Stored data:
______

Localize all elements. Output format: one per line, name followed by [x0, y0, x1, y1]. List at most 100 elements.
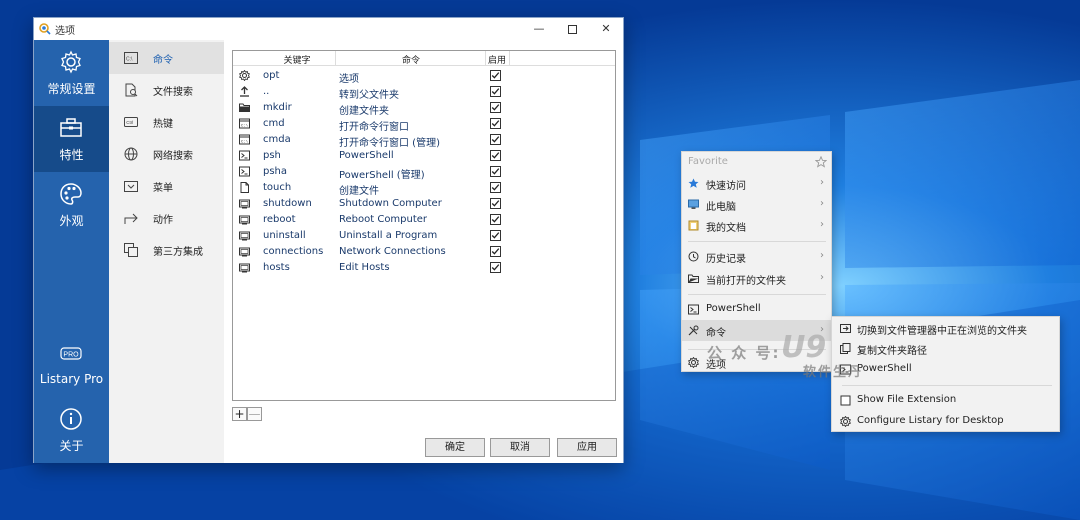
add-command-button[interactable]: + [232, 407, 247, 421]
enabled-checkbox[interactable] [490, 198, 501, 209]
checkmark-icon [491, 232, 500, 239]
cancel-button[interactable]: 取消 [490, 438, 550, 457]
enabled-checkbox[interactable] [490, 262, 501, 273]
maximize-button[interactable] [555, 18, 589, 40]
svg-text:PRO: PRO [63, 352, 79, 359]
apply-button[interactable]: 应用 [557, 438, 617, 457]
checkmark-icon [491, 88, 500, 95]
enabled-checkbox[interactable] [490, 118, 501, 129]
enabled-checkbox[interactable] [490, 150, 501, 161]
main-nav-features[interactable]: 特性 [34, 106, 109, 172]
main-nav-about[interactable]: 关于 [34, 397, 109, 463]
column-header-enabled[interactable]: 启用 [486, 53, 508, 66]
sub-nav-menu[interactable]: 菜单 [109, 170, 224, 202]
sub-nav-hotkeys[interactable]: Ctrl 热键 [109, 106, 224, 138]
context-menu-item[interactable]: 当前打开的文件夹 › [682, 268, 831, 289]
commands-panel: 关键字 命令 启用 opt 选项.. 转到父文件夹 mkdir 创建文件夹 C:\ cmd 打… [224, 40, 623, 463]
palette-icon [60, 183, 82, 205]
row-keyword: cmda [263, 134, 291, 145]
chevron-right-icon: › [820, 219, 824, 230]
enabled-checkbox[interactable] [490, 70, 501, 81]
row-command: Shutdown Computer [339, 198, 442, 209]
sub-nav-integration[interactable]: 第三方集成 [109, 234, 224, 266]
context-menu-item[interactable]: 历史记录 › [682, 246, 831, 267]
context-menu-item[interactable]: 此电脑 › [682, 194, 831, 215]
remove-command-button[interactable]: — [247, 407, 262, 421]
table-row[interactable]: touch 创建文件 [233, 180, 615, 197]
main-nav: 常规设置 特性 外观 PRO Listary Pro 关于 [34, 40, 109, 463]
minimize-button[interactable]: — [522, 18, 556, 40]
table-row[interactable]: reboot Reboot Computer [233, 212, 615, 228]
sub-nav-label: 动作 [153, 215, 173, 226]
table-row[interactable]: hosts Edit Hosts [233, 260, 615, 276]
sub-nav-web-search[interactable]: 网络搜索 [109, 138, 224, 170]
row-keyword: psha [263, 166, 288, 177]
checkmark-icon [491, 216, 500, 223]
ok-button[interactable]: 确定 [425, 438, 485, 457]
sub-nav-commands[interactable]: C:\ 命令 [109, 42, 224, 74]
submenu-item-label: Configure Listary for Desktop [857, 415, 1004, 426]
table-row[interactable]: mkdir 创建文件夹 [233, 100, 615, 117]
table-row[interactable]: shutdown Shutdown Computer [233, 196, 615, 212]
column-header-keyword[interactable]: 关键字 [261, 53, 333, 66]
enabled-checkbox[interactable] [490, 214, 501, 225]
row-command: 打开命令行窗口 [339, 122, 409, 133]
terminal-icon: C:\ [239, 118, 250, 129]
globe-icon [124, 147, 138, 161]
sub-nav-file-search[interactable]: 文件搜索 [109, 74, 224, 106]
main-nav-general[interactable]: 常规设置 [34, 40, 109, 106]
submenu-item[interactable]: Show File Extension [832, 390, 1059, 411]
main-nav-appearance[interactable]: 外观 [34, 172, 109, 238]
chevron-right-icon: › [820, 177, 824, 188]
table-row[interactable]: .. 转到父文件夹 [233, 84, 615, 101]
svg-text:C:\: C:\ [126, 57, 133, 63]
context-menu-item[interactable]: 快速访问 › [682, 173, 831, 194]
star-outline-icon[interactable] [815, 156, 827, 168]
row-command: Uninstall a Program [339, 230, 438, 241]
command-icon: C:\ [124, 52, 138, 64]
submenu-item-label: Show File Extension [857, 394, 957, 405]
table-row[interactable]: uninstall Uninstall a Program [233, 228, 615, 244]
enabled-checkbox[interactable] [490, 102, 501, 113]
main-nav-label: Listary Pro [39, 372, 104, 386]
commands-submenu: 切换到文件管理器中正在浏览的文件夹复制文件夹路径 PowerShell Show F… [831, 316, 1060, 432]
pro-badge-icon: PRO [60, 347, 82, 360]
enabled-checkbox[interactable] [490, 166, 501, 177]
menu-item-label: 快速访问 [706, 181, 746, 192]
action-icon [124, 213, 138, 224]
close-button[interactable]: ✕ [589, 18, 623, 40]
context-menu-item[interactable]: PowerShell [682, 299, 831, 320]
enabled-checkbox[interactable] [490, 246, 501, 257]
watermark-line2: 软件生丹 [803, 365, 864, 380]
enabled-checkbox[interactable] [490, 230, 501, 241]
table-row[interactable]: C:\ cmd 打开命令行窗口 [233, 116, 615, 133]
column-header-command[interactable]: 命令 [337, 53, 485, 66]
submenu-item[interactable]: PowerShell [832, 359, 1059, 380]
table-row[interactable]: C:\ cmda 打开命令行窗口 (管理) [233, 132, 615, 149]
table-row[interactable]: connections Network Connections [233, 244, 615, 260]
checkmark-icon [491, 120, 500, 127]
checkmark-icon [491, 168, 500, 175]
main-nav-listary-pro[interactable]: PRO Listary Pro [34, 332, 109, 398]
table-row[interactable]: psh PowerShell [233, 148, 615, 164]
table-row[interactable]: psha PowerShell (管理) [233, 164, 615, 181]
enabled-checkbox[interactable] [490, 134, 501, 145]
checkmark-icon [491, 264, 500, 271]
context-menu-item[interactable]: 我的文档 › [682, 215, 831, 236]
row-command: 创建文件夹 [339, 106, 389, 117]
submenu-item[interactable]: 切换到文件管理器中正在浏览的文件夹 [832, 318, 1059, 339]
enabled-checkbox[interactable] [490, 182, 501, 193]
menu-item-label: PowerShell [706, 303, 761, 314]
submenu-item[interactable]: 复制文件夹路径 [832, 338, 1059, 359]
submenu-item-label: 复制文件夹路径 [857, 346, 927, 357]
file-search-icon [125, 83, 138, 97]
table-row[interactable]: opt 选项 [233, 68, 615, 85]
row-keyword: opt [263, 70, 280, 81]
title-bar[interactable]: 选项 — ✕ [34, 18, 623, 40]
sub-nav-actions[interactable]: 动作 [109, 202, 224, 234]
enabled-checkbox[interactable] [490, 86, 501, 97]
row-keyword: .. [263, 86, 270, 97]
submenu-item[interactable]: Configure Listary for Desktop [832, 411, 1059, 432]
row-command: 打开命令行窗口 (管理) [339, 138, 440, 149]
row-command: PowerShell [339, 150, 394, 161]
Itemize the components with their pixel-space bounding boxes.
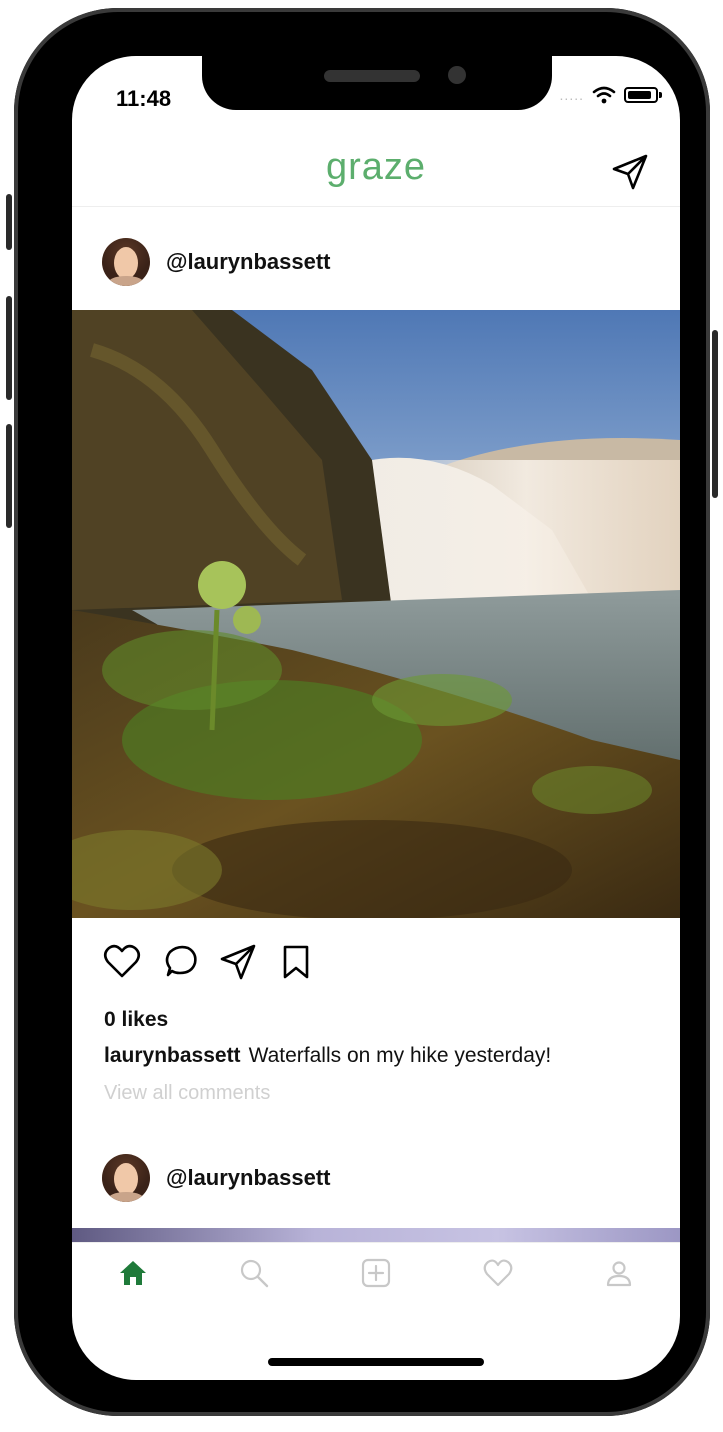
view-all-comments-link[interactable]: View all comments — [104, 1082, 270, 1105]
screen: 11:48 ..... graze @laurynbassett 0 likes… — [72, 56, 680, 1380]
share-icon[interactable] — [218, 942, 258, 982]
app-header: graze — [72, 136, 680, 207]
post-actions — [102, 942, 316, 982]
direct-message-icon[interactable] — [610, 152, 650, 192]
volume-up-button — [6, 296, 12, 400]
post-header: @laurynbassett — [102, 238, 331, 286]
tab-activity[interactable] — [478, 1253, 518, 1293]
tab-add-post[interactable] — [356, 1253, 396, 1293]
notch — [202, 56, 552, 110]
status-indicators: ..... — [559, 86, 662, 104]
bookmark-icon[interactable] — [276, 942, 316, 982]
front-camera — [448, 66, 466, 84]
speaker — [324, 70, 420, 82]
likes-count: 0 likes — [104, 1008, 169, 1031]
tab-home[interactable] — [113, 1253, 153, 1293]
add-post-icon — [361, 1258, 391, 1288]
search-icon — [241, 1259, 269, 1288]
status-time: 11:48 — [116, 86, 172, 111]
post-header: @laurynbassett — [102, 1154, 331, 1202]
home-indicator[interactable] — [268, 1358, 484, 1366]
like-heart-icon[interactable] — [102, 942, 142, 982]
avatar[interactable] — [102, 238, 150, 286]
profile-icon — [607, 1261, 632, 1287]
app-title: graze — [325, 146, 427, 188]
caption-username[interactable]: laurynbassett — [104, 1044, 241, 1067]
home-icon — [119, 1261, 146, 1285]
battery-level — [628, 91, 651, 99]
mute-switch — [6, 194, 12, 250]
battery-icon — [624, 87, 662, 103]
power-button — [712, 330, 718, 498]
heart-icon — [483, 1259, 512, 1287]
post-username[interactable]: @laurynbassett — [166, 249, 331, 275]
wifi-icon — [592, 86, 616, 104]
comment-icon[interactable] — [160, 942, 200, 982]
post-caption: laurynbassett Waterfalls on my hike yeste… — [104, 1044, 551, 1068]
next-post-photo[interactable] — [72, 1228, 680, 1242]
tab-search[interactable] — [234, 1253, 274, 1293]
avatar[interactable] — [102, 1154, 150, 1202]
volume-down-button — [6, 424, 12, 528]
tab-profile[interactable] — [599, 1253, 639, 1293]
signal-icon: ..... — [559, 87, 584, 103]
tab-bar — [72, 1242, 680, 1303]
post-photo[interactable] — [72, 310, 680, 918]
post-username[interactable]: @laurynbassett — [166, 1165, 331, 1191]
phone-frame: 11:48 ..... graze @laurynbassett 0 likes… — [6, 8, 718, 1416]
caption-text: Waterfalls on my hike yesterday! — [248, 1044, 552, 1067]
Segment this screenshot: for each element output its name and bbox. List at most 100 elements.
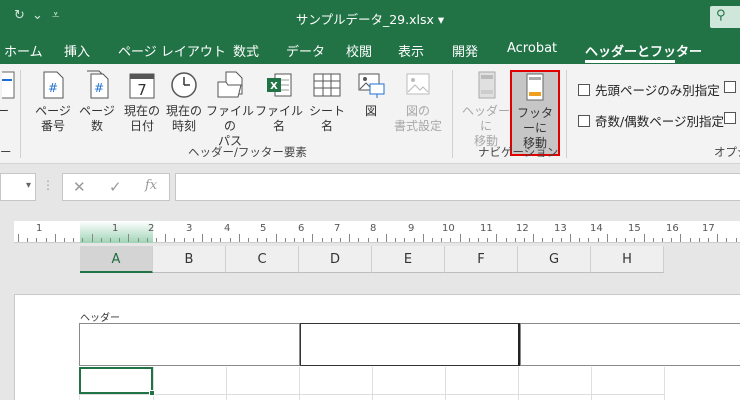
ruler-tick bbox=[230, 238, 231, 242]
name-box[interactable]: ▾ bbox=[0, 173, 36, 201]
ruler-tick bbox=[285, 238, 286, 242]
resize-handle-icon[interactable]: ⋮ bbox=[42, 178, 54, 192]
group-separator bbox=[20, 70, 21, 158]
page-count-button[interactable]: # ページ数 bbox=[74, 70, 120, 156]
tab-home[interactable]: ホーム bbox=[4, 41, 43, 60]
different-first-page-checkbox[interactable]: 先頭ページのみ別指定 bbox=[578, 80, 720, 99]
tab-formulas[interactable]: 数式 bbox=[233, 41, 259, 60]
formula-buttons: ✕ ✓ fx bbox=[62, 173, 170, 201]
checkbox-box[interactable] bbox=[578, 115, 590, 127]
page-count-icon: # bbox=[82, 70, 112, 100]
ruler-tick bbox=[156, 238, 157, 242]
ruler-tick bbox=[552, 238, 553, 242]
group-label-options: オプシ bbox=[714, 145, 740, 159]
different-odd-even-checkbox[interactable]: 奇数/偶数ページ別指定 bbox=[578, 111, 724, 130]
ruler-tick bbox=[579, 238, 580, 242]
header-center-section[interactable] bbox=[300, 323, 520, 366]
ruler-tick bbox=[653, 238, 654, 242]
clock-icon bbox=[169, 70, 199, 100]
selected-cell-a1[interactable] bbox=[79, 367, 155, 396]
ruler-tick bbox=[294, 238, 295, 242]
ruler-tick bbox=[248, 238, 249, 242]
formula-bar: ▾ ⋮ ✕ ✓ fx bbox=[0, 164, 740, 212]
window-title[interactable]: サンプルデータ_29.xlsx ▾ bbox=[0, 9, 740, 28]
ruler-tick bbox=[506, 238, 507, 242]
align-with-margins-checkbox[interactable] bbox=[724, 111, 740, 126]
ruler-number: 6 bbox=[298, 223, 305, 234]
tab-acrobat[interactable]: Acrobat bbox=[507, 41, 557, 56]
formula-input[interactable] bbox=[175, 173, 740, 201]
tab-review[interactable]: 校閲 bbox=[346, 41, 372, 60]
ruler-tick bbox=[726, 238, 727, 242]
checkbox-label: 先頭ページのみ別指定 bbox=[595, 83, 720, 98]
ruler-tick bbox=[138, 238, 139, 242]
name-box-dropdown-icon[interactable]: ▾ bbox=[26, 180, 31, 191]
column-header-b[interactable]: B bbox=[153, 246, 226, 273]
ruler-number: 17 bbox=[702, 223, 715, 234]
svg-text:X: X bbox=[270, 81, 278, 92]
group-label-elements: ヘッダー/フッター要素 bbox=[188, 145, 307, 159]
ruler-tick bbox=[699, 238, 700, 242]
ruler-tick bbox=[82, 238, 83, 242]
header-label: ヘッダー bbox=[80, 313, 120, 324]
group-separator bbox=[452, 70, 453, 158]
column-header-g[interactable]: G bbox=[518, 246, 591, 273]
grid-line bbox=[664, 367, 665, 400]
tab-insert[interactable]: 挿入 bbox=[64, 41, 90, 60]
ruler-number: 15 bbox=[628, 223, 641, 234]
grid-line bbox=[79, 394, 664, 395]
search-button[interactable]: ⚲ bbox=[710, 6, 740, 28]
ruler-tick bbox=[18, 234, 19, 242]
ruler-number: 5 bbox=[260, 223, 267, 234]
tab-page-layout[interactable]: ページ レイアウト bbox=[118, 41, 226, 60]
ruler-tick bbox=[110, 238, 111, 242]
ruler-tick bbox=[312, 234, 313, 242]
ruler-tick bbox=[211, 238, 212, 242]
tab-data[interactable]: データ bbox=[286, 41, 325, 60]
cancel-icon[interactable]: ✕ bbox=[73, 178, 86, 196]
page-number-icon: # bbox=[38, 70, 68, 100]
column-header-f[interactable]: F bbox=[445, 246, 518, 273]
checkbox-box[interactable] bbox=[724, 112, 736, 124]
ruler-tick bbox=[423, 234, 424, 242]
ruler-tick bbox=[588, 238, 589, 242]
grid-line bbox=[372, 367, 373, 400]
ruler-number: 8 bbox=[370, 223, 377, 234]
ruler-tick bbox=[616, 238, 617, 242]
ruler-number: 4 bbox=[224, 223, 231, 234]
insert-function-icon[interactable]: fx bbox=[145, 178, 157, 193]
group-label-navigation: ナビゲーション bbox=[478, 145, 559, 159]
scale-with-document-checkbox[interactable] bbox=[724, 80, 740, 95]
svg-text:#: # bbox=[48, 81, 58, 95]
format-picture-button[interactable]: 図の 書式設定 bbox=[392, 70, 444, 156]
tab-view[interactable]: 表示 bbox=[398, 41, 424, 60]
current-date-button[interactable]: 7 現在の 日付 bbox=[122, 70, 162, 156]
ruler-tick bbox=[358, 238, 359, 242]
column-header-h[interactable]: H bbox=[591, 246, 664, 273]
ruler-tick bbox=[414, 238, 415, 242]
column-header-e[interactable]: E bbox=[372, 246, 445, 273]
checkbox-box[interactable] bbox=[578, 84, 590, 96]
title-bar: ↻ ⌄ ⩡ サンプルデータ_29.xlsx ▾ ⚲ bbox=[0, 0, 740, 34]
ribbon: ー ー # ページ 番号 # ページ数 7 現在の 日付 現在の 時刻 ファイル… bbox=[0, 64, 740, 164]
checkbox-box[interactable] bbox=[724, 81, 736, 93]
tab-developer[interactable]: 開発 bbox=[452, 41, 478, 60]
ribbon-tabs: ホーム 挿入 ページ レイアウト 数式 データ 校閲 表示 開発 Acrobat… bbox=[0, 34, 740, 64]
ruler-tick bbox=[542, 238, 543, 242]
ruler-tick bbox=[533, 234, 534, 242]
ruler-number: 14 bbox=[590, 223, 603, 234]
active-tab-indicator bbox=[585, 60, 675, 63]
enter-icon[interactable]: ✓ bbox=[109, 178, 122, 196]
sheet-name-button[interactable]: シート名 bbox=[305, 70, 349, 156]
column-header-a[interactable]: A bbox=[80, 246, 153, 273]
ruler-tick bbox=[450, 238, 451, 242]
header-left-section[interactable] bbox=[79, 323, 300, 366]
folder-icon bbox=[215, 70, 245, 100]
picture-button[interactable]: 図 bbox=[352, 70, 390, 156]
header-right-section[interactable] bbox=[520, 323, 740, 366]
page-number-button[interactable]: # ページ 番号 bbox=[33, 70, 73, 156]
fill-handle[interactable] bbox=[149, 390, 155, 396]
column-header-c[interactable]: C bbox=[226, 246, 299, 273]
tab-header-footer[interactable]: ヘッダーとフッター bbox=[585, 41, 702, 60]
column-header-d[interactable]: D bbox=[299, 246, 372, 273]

______

Find each line in the entries above that contains the word "count", and copy those lines out.

likes-count: 0 likes — [104, 1008, 169, 1031]
page-count-button[interactable]: # ページ数 bbox=[74, 70, 120, 156]
page-count-icon: # bbox=[82, 70, 112, 100]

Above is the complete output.